[Objective]:
Return each line of the data below verbatim; pictures are to be left out.
:::
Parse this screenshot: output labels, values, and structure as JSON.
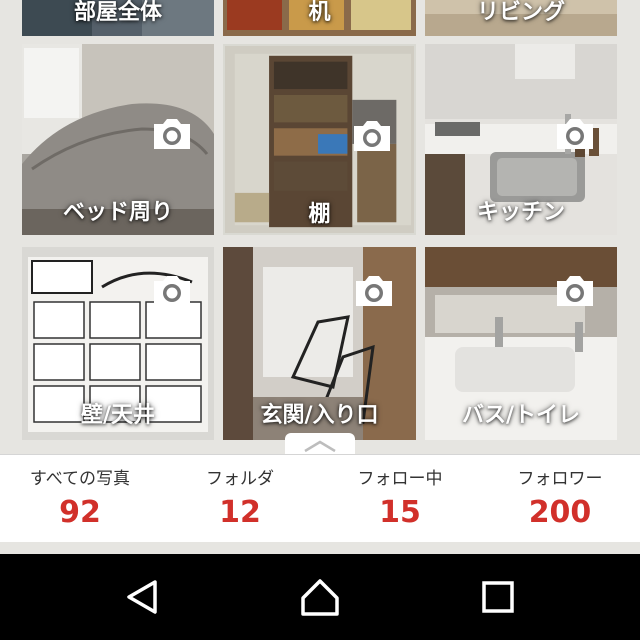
{
  "folders": {
    "row0": [
      {
        "label": "部屋全体"
      },
      {
        "label": "机"
      },
      {
        "label": "リビング"
      }
    ],
    "row1": [
      {
        "label": "ベッド周り"
      },
      {
        "label": "棚"
      },
      {
        "label": "キッチン"
      }
    ],
    "row2": [
      {
        "label": "壁/天井"
      },
      {
        "label": "玄関/入り口"
      },
      {
        "label": "バス/トイレ"
      }
    ]
  },
  "stats": [
    {
      "label": "すべての写真",
      "value": "92"
    },
    {
      "label": "フォルダ",
      "value": "12"
    },
    {
      "label": "フォロー中",
      "value": "15"
    },
    {
      "label": "フォロワー",
      "value": "200"
    }
  ],
  "icons": {
    "tile_badge": "camera-icon",
    "nav": [
      "back-icon",
      "home-icon",
      "recents-icon"
    ],
    "pull_tab": "chevron-up-icon"
  },
  "colors": {
    "accent": "#d1302a",
    "page_background": "#e6e5e1",
    "nav_bar": "#000000"
  }
}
:::
[The completed task]:
Parse this screenshot: output labels, values, and structure as JSON.
{
  "folders": {
    "row0": [
      {
        "label": "部屋全体"
      },
      {
        "label": "机"
      },
      {
        "label": "リビング"
      }
    ],
    "row1": [
      {
        "label": "ベッド周り"
      },
      {
        "label": "棚"
      },
      {
        "label": "キッチン"
      }
    ],
    "row2": [
      {
        "label": "壁/天井"
      },
      {
        "label": "玄関/入り口"
      },
      {
        "label": "バス/トイレ"
      }
    ]
  },
  "stats": [
    {
      "label": "すべての写真",
      "value": "92"
    },
    {
      "label": "フォルダ",
      "value": "12"
    },
    {
      "label": "フォロー中",
      "value": "15"
    },
    {
      "label": "フォロワー",
      "value": "200"
    }
  ],
  "icons": {
    "tile_badge": "camera-icon",
    "nav": [
      "back-icon",
      "home-icon",
      "recents-icon"
    ],
    "pull_tab": "chevron-up-icon"
  },
  "colors": {
    "accent": "#d1302a",
    "page_background": "#e6e5e1",
    "nav_bar": "#000000"
  }
}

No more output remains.